» PROBLEM STATEMENT
Show all lines holding "this".

» DATA EXCERPTS
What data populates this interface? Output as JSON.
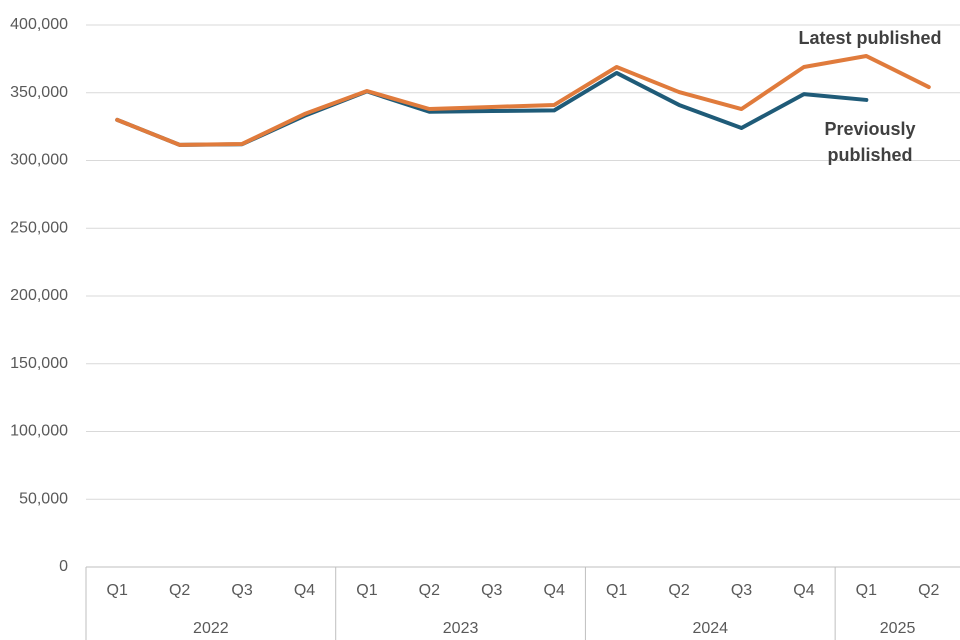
{
  "chart_data": {
    "type": "line",
    "categories": [
      "Q1",
      "Q2",
      "Q3",
      "Q4",
      "Q1",
      "Q2",
      "Q3",
      "Q4",
      "Q1",
      "Q2",
      "Q3",
      "Q4",
      "Q1",
      "Q2"
    ],
    "category_groups": [
      {
        "label": "2022",
        "count": 4
      },
      {
        "label": "2023",
        "count": 4
      },
      {
        "label": "2024",
        "count": 4
      },
      {
        "label": "2025",
        "count": 2
      }
    ],
    "series": [
      {
        "name": "Previously published",
        "color": "#1f5b78",
        "values": [
          330000,
          311500,
          312000,
          333000,
          351000,
          336000,
          336500,
          337000,
          364600,
          341000,
          324000,
          349000,
          344700,
          null
        ]
      },
      {
        "name": "Latest published",
        "color": "#e07b3c",
        "values": [
          330000,
          311500,
          312200,
          334300,
          351300,
          338000,
          339500,
          341000,
          369000,
          350500,
          338000,
          369000,
          377100,
          354200
        ]
      }
    ],
    "ylim": [
      0,
      400000
    ],
    "yticks": [
      {
        "value": 0,
        "label": "0"
      },
      {
        "value": 50000,
        "label": "50,000"
      },
      {
        "value": 100000,
        "label": "100,000"
      },
      {
        "value": 150000,
        "label": "150,000"
      },
      {
        "value": 200000,
        "label": "200,000"
      },
      {
        "value": 250000,
        "label": "250,000"
      },
      {
        "value": 300000,
        "label": "300,000"
      },
      {
        "value": 350000,
        "label": "350,000"
      },
      {
        "value": 400000,
        "label": "400,000"
      }
    ],
    "grid": true
  }
}
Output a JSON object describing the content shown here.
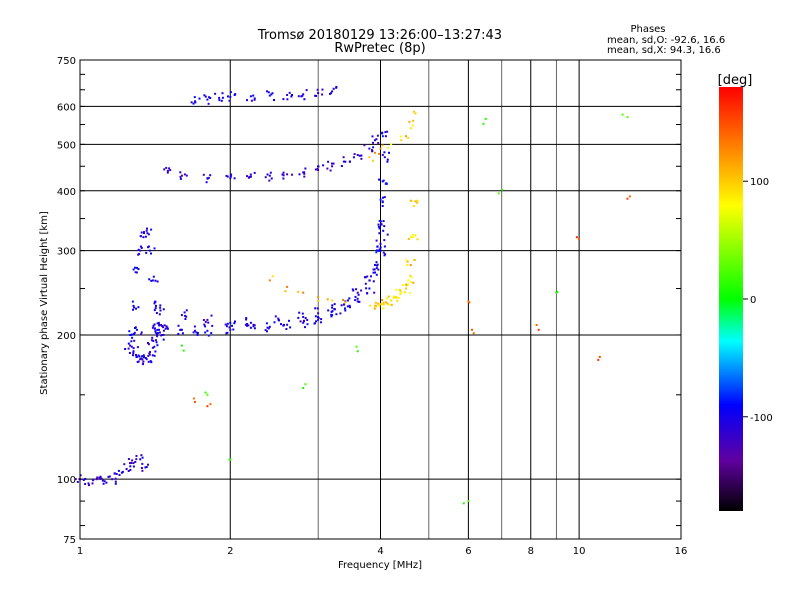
{
  "chart_data": {
    "type": "scatter",
    "title": "Tromsø 20180129 13:26:00–13:27:43",
    "subtitle": "RwPretec (8p)",
    "xlabel": "Frequency [MHz]",
    "ylabel": "Stationary phase Virtual Height [km]",
    "xscale": "log",
    "yscale": "log",
    "xlim": [
      1,
      16
    ],
    "ylim": [
      75,
      750
    ],
    "xticks": [
      1,
      2,
      4,
      6,
      8,
      10,
      16
    ],
    "xminor": [
      3,
      5,
      7,
      9
    ],
    "yticks": [
      75,
      100,
      200,
      300,
      400,
      500,
      600,
      750
    ],
    "grid": true,
    "phases_header": "Phases",
    "stats": [
      "mean, sd,O: -92.6, 16.6",
      "mean, sd,X:  94.3, 16.6"
    ],
    "colorbar": {
      "label": "[deg]",
      "range": [
        -180,
        180
      ],
      "ticks": [
        100,
        0,
        -100
      ],
      "colors": [
        "#ff0000",
        "#ff8000",
        "#ffff00",
        "#00ff00",
        "#00ffff",
        "#0000ff",
        "#6000a0",
        "#000000"
      ]
    },
    "series": [
      {
        "phase": -110,
        "x": [
          1.0,
          1.04,
          1.08,
          1.12,
          1.16,
          1.2,
          1.24,
          1.28,
          1.32,
          1.36
        ],
        "y": [
          100,
          98,
          100,
          99,
          100,
          102,
          105,
          108,
          110,
          106
        ]
      },
      {
        "phase": -100,
        "x": [
          1.26,
          1.28,
          1.3,
          1.32,
          1.34,
          1.36,
          1.38,
          1.4,
          1.42,
          1.44,
          1.46
        ],
        "y": [
          200,
          230,
          270,
          300,
          320,
          330,
          300,
          260,
          230,
          210,
          200
        ]
      },
      {
        "phase": -105,
        "x": [
          1.26,
          1.28,
          1.3,
          1.32,
          1.34,
          1.36,
          1.38,
          1.4,
          1.42,
          1.44
        ],
        "y": [
          190,
          185,
          180,
          178,
          176,
          178,
          182,
          188,
          195,
          205
        ]
      },
      {
        "phase": -100,
        "x": [
          1.3,
          1.4,
          1.5,
          1.6,
          1.7,
          1.8,
          2.0,
          2.2,
          2.4,
          2.6,
          2.8,
          3.0,
          3.2,
          3.4,
          3.6,
          3.8,
          3.9,
          4.0,
          4.05
        ],
        "y": [
          205,
          207,
          206,
          205,
          204,
          204,
          205,
          207,
          208,
          210,
          212,
          215,
          220,
          225,
          235,
          250,
          270,
          300,
          330
        ]
      },
      {
        "phase": -105,
        "x": [
          1.45,
          1.6,
          1.8,
          2.0,
          2.2,
          2.5,
          2.8,
          3.0,
          3.2,
          3.4,
          3.6,
          3.8,
          3.9,
          4.0
        ],
        "y": [
          225,
          220,
          215,
          212,
          212,
          215,
          218,
          222,
          228,
          235,
          245,
          260,
          280,
          310
        ]
      },
      {
        "phase": 110,
        "x": [
          3.9,
          4.0,
          4.1,
          4.2,
          4.3,
          4.4,
          4.5,
          4.55,
          4.6,
          4.65,
          4.7
        ],
        "y": [
          230,
          232,
          234,
          236,
          240,
          245,
          250,
          260,
          280,
          320,
          380
        ]
      },
      {
        "phase": 120,
        "x": [
          2.4,
          2.6,
          2.8,
          3.0,
          3.2,
          3.4
        ],
        "y": [
          260,
          252,
          245,
          240,
          236,
          234
        ]
      },
      {
        "phase": -110,
        "x": [
          1.5,
          1.6,
          1.8,
          2.0,
          2.2,
          2.4,
          2.6,
          2.8,
          3.0,
          3.2,
          3.4,
          3.6,
          3.8,
          3.9
        ],
        "y": [
          440,
          430,
          425,
          425,
          428,
          430,
          433,
          437,
          442,
          450,
          460,
          475,
          490,
          510
        ]
      },
      {
        "phase": -100,
        "x": [
          1.7,
          1.8,
          1.9,
          2.0,
          2.2,
          2.4,
          2.6,
          2.8,
          3.0,
          3.2
        ],
        "y": [
          615,
          620,
          625,
          628,
          630,
          632,
          634,
          636,
          640,
          645
        ]
      },
      {
        "phase": 115,
        "x": [
          3.8,
          3.9,
          4.0,
          4.2,
          4.4,
          4.5,
          4.6,
          4.65,
          4.7
        ],
        "y": [
          470,
          480,
          490,
          500,
          510,
          520,
          540,
          560,
          580
        ]
      },
      {
        "phase": -95,
        "x": [
          4.0,
          4.02,
          4.04,
          4.06,
          4.08,
          4.1
        ],
        "y": [
          300,
          340,
          380,
          420,
          470,
          520
        ]
      },
      {
        "phase": 20,
        "x": [
          1.6,
          1.8,
          2.0,
          2.8,
          3.6,
          6.0,
          6.5,
          6.9,
          9.0,
          12.5
        ],
        "y": [
          190,
          150,
          110,
          155,
          185,
          90,
          565,
          395,
          245,
          570
        ]
      },
      {
        "phase": 150,
        "x": [
          1.7,
          1.8,
          6.0,
          6.1,
          8.3,
          9.9,
          11.0,
          12.5
        ],
        "y": [
          145,
          142,
          235,
          205,
          205,
          320,
          180,
          385
        ]
      }
    ]
  }
}
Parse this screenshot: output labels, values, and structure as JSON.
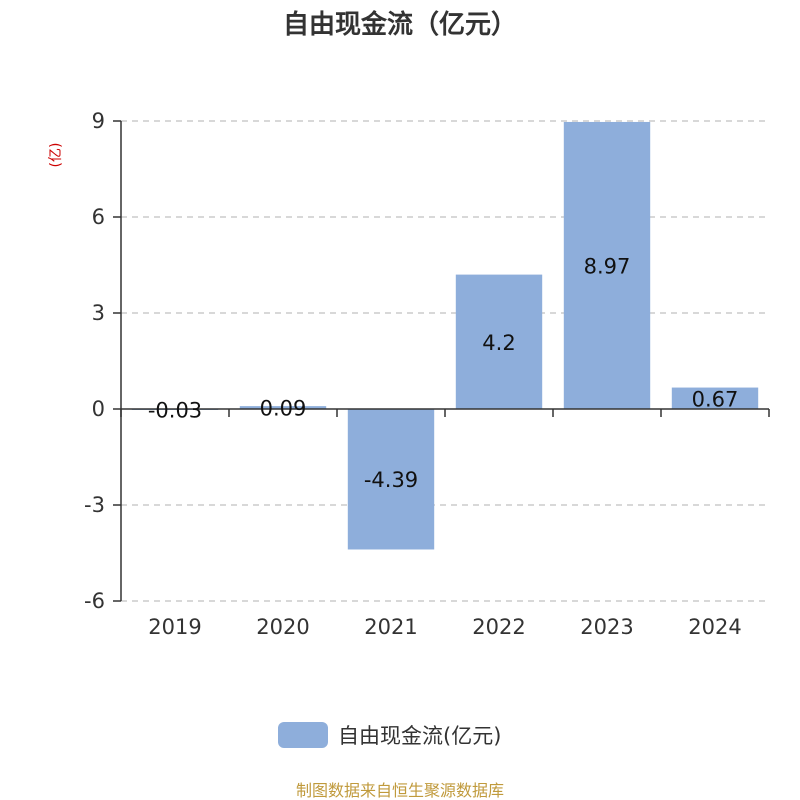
{
  "chart_data": {
    "type": "bar",
    "title": "自由现金流（亿元）",
    "ylabel": "(亿)",
    "categories": [
      "2019",
      "2020",
      "2021",
      "2022",
      "2023",
      "2024"
    ],
    "series": [
      {
        "name": "自由现金流(亿元)",
        "values": [
          -0.03,
          0.09,
          -4.39,
          4.2,
          8.97,
          0.67
        ],
        "data_labels": [
          "-0.03",
          "0.09",
          "-4.39",
          "4.2",
          "8.97",
          "0.67"
        ]
      }
    ],
    "ylim": [
      -6,
      9
    ],
    "yticks": [
      9,
      6,
      3,
      0,
      -3,
      -6
    ],
    "grid": true,
    "legend_position": "bottom"
  },
  "footer": {
    "source": "制图数据来自恒生聚源数据库"
  },
  "colors": {
    "bar": "#8eaedb",
    "axis": "#333333",
    "grid": "#cccccc",
    "unit": "#cc0000",
    "source": "#c09a3c"
  }
}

» CORRECT OUTPUT
What data populates this interface? Output as JSON.
Parse this screenshot: output labels, values, and structure as JSON.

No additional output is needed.